*TASK STATEMENT*: Give the number of lines that include the string "title", nothing more.

Start MATERIALS PROVIDED

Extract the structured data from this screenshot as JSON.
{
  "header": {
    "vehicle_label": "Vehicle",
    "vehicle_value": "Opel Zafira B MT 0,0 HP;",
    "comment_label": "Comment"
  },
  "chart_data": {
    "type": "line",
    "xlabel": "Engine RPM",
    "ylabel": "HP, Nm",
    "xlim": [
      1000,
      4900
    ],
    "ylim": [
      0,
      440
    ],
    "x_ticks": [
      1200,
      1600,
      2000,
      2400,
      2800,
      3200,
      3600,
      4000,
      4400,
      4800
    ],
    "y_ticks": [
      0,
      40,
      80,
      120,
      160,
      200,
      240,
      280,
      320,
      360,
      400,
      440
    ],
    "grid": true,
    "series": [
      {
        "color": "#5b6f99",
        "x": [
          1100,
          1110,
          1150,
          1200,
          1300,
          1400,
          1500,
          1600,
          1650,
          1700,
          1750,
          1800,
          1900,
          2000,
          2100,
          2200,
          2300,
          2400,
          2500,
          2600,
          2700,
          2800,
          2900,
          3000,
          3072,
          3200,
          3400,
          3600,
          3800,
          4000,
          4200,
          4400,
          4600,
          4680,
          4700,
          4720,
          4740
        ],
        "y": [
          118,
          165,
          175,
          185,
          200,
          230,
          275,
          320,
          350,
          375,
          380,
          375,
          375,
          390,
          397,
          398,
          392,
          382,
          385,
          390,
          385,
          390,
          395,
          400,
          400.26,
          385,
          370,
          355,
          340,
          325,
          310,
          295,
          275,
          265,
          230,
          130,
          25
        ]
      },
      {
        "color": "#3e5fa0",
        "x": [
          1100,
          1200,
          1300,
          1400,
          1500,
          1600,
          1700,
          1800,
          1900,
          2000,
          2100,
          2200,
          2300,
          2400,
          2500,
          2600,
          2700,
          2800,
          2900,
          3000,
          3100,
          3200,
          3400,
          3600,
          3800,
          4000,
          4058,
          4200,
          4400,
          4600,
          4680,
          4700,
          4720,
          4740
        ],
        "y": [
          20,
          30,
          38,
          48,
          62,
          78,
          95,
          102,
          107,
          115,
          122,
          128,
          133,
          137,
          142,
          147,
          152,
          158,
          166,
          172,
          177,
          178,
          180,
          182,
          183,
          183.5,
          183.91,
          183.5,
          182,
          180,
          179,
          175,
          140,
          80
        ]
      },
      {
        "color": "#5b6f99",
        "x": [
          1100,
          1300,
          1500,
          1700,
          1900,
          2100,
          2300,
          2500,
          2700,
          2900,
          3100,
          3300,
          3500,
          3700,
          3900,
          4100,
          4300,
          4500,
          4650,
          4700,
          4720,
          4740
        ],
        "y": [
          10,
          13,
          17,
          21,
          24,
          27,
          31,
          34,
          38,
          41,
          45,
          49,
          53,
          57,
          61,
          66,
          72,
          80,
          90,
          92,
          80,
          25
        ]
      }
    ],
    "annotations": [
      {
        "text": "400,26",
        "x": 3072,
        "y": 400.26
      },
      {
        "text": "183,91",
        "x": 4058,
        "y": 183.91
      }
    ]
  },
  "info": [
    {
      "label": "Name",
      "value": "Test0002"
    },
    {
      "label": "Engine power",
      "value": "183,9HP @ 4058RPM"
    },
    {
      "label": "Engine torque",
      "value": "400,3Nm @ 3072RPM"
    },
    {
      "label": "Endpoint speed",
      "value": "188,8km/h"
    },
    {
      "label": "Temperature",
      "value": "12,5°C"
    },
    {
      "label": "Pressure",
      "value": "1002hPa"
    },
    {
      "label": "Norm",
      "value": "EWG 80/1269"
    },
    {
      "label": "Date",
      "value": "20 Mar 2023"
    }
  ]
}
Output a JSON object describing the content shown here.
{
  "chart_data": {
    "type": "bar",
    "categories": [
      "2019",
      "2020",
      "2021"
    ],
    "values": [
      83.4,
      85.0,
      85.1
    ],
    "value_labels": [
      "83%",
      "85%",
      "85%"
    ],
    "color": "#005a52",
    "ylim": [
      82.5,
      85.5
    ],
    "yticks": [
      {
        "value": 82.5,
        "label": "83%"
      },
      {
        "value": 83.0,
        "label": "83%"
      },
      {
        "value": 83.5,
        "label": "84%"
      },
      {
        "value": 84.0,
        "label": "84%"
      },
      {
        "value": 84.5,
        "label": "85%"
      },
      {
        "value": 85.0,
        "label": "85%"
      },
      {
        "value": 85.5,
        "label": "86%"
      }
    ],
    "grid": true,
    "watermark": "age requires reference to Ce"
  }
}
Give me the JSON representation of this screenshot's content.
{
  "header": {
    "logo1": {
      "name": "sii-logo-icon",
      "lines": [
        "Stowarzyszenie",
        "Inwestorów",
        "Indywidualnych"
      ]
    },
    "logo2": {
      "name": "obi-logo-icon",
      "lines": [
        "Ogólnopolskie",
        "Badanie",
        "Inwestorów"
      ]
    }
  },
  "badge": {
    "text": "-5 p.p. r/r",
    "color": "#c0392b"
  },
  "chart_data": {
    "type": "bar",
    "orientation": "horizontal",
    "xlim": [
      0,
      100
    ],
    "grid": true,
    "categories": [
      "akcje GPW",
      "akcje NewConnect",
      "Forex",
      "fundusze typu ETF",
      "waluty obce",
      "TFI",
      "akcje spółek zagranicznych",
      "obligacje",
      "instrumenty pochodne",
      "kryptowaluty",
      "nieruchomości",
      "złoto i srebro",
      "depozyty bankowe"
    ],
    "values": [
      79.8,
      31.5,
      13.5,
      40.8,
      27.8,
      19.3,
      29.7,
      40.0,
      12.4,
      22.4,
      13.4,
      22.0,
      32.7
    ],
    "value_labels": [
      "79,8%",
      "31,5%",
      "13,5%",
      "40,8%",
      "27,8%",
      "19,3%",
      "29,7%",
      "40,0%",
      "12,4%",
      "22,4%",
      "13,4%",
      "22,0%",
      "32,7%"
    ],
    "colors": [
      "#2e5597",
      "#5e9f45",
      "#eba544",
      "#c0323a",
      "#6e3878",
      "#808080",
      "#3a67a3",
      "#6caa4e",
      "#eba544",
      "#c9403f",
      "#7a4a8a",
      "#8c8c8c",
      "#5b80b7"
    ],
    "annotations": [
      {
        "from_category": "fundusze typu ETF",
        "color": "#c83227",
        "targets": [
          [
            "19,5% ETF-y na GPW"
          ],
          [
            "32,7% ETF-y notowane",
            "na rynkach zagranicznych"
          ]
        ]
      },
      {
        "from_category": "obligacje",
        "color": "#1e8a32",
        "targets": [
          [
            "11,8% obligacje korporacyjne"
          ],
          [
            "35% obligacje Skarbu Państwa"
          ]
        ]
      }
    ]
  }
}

End MATERIALS PROVIDED
Start MATERIALS PROVIDED

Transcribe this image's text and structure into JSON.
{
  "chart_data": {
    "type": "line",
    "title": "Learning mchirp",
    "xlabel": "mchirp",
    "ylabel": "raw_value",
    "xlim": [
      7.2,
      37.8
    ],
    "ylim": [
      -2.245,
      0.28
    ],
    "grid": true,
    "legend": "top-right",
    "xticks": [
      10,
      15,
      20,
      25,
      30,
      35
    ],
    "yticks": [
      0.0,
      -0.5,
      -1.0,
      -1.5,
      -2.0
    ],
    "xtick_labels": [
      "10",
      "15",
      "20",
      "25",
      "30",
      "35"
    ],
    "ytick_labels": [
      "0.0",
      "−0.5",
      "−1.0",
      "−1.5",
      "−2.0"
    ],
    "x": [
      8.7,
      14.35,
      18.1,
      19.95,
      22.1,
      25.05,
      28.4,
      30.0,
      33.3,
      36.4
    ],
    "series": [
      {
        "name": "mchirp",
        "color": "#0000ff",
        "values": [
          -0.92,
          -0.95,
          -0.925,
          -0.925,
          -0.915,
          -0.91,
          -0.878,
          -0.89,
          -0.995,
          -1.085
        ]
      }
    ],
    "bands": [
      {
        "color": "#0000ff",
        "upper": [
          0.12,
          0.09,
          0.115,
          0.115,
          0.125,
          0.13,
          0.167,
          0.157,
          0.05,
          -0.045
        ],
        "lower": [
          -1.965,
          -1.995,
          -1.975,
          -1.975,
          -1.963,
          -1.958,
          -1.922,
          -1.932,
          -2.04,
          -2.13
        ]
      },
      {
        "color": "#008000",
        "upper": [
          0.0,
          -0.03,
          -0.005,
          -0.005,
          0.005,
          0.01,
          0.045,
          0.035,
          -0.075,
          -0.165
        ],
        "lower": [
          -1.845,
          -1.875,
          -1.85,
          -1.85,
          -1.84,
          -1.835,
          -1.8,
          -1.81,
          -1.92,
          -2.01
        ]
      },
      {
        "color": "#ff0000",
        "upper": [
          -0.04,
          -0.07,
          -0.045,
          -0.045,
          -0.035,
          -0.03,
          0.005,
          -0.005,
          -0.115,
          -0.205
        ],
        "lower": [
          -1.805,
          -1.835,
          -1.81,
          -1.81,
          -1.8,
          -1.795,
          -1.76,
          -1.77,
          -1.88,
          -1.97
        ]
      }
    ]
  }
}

End MATERIALS PROVIDED
Start MATERIALS PROVIDED

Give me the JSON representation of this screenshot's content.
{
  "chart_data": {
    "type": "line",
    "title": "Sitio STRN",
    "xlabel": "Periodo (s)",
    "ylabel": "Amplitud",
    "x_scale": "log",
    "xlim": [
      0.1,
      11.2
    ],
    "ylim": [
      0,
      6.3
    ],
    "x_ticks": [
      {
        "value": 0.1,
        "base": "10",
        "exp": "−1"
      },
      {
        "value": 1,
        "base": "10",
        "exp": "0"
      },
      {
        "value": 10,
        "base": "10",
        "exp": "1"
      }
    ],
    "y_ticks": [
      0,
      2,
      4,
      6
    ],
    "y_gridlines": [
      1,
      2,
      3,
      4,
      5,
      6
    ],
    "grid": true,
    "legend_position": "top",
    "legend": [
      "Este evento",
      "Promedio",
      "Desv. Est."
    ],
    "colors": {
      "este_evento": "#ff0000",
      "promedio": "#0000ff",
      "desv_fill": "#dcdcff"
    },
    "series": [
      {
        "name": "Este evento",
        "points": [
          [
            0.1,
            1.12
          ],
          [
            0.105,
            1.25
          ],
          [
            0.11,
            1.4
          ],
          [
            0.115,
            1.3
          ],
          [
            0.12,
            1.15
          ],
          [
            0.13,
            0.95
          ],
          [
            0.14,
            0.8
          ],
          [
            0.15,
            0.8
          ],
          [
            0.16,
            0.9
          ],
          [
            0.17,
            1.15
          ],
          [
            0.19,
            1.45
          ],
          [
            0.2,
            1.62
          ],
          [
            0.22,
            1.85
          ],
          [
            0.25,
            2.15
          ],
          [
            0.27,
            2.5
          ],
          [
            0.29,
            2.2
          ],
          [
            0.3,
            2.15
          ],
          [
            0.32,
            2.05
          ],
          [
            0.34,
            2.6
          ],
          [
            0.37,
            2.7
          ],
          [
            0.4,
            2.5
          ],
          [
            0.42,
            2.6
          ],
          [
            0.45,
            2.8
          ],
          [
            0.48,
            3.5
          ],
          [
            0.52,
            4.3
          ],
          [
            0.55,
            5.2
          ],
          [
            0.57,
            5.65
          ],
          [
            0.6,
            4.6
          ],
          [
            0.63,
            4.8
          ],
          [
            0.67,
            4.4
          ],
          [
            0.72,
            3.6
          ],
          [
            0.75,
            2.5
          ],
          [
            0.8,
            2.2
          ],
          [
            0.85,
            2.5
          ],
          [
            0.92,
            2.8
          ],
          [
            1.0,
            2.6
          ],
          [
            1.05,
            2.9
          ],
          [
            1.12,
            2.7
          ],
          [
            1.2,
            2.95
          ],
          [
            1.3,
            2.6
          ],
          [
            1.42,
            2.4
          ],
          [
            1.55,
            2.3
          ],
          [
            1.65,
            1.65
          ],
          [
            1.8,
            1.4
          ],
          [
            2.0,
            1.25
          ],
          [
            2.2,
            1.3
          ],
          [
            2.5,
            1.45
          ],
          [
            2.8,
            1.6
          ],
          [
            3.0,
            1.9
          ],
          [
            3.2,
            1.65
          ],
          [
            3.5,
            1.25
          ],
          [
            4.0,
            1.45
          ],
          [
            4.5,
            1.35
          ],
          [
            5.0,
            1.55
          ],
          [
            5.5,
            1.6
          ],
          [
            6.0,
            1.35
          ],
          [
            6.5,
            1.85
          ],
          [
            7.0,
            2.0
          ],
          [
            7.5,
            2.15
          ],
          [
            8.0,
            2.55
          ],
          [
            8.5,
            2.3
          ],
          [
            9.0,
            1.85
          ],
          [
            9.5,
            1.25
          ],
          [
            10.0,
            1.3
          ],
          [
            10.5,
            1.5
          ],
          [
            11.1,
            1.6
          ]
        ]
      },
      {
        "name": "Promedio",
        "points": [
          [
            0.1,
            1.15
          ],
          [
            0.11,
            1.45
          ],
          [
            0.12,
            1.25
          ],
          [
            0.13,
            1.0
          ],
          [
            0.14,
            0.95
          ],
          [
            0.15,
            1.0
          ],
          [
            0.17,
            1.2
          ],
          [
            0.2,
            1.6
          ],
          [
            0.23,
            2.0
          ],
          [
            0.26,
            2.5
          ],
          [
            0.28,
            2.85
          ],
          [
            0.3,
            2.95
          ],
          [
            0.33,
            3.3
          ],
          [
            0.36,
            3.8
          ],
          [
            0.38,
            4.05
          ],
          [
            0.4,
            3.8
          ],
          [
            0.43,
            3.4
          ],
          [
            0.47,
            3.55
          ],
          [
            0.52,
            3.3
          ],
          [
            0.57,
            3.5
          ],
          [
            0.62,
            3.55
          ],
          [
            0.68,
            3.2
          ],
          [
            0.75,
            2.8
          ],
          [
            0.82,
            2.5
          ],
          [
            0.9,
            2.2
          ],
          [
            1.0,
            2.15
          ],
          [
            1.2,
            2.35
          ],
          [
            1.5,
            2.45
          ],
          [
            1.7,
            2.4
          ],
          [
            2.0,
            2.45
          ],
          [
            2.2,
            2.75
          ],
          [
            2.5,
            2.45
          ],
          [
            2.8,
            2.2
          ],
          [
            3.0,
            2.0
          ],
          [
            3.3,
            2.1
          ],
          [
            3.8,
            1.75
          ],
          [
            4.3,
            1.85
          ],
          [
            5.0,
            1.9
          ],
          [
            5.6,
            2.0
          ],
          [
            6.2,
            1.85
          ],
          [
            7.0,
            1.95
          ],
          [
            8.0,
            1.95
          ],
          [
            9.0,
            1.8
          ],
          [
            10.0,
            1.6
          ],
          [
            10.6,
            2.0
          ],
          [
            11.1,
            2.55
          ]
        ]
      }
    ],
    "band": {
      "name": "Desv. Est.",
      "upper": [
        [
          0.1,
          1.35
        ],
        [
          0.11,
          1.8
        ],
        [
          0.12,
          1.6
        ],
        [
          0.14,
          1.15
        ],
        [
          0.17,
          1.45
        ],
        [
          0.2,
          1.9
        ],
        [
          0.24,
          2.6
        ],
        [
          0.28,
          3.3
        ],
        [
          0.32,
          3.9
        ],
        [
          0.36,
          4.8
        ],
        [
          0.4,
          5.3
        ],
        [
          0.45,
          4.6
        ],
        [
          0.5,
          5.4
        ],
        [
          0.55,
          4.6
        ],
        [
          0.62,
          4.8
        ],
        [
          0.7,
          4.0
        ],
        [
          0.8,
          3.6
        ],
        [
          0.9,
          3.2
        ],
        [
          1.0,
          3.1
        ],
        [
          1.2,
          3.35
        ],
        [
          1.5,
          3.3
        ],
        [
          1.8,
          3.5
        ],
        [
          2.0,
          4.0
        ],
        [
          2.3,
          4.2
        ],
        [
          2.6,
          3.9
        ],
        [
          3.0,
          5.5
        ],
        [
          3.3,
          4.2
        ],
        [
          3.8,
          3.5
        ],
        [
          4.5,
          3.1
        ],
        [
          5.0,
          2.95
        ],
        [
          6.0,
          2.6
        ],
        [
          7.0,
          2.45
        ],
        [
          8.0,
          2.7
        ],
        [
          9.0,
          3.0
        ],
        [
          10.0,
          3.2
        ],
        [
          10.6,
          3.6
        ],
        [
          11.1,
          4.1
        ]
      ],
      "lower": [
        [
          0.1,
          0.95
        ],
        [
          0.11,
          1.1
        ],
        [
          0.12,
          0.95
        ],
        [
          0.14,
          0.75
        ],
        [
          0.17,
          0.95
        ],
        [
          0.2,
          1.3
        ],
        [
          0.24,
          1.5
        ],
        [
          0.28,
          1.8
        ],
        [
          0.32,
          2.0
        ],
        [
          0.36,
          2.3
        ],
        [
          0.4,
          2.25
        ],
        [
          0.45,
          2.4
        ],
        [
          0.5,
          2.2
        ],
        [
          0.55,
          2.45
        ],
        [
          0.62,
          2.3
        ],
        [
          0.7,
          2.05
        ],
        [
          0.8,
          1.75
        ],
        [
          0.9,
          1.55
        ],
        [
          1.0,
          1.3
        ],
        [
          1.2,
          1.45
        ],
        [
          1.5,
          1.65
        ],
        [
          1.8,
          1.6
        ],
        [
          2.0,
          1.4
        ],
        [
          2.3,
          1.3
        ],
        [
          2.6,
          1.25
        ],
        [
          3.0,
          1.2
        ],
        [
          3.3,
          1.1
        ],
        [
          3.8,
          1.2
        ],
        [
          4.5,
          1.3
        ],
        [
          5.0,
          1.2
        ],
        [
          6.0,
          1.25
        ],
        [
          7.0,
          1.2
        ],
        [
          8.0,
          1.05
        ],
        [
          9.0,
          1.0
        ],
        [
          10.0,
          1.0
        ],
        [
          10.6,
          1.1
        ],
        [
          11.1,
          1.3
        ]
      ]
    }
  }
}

End MATERIALS PROVIDED

*PROBLEM SOLUTION*: 2